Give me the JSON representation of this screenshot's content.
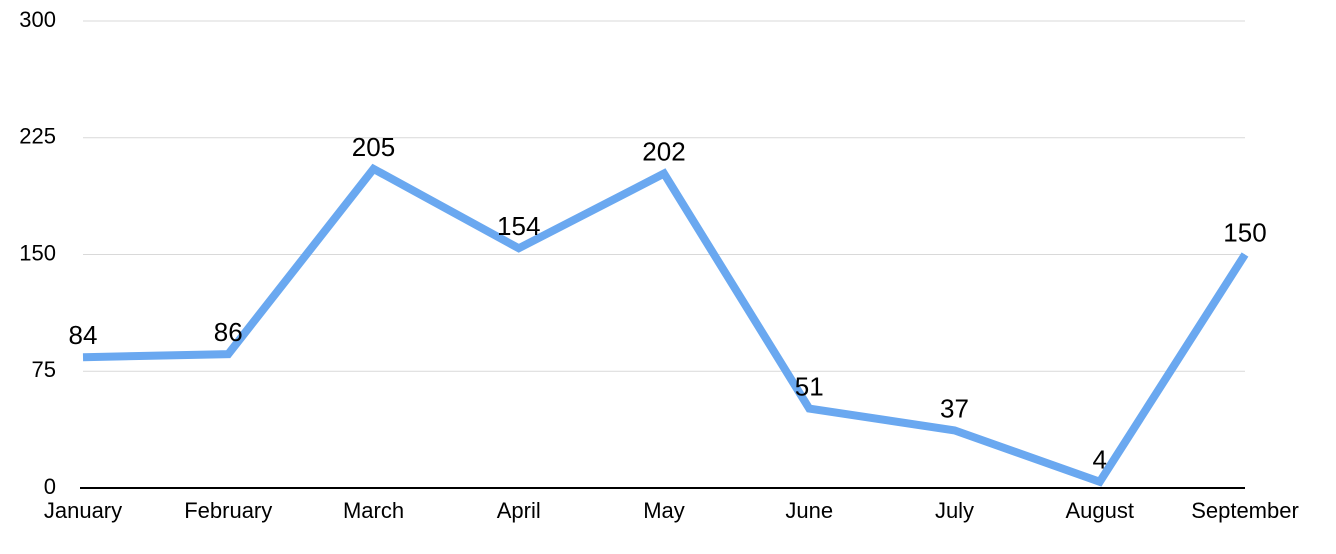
{
  "chart_data": {
    "type": "line",
    "categories": [
      "January",
      "February",
      "March",
      "April",
      "May",
      "June",
      "July",
      "August",
      "September"
    ],
    "series": [
      {
        "values": [
          84,
          86,
          205,
          154,
          202,
          51,
          37,
          4,
          150
        ],
        "color": "#6aa8f0"
      }
    ],
    "ylim": [
      0,
      300
    ],
    "yticks": [
      0,
      75,
      150,
      225,
      300
    ],
    "grid": true
  }
}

○ ○ ○ ○ ○ ○ ○

# TASK DIRECTIONS
Write the listing out a second time exactly, dropping all images.

# FINAL RESULT
Give me the JSON representation of this screenshot's content.
{
  "chart_data": {
    "type": "line",
    "categories": [
      "January",
      "February",
      "March",
      "April",
      "May",
      "June",
      "July",
      "August",
      "September"
    ],
    "series": [
      {
        "values": [
          84,
          86,
          205,
          154,
          202,
          51,
          37,
          4,
          150
        ],
        "color": "#6aa8f0"
      }
    ],
    "ylim": [
      0,
      300
    ],
    "yticks": [
      0,
      75,
      150,
      225,
      300
    ],
    "grid": true
  }
}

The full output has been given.